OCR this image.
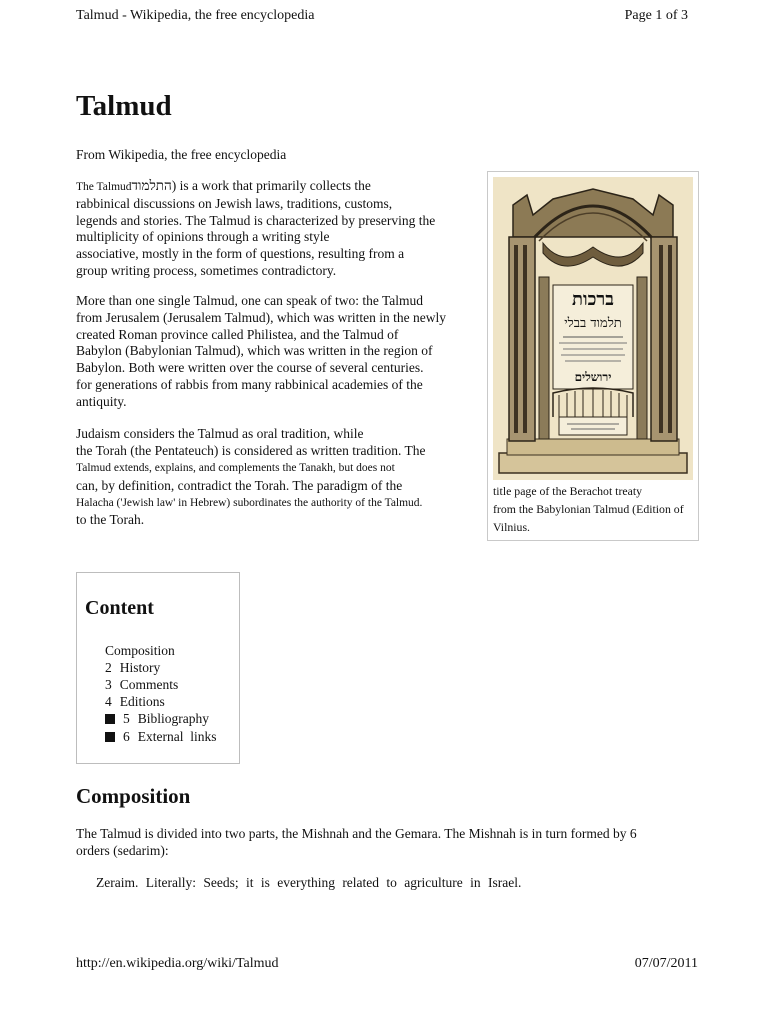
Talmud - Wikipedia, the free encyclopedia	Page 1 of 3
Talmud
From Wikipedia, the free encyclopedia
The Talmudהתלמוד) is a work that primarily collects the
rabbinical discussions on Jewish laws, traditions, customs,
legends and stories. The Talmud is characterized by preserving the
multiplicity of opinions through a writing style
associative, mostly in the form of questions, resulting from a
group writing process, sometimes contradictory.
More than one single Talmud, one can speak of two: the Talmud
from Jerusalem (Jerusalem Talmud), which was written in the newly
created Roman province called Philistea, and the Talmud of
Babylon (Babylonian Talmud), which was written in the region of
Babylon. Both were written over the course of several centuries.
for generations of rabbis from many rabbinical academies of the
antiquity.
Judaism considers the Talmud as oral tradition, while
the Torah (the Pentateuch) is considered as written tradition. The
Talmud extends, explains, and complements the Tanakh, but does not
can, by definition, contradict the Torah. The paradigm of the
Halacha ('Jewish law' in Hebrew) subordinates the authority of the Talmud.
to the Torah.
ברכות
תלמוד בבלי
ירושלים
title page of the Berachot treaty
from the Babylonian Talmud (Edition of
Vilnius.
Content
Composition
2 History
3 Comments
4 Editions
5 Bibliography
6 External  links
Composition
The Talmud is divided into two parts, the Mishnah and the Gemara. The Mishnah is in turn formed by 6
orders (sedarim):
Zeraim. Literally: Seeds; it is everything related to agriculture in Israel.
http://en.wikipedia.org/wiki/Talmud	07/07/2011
***
■ **REQUIREMENT**: Copy out all the data without changing anything, and drop the pictures.

■ **SOLUTION**:
OCR this image.
Talmud - Wikipedia, the free encyclopedia	Page 1 of 3
Talmud
From Wikipedia, the free encyclopedia
The Talmudהתלמוד) is a work that primarily collects the
rabbinical discussions on Jewish laws, traditions, customs,
legends and stories. The Talmud is characterized by preserving the
multiplicity of opinions through a writing style
associative, mostly in the form of questions, resulting from a
group writing process, sometimes contradictory.
More than one single Talmud, one can speak of two: the Talmud
from Jerusalem (Jerusalem Talmud), which was written in the newly
created Roman province called Philistea, and the Talmud of
Babylon (Babylonian Talmud), which was written in the region of
Babylon. Both were written over the course of several centuries.
for generations of rabbis from many rabbinical academies of the
antiquity.
Judaism considers the Talmud as oral tradition, while
the Torah (the Pentateuch) is considered as written tradition. The
Talmud extends, explains, and complements the Tanakh, but does not
can, by definition, contradict the Torah. The paradigm of the
Halacha ('Jewish law' in Hebrew) subordinates the authority of the Talmud.
to the Torah.
ברכות
תלמוד בבלי
ירושלים
title page of the Berachot treaty
from the Babylonian Talmud (Edition of
Vilnius.
Content
Composition
2 History
3 Comments
4 Editions
5 Bibliography
6 External  links
Composition
The Talmud is divided into two parts, the Mishnah and the Gemara. The Mishnah is in turn formed by 6
orders (sedarim):
Zeraim. Literally: Seeds; it is everything related to agriculture in Israel.
http://en.wikipedia.org/wiki/Talmud	07/07/2011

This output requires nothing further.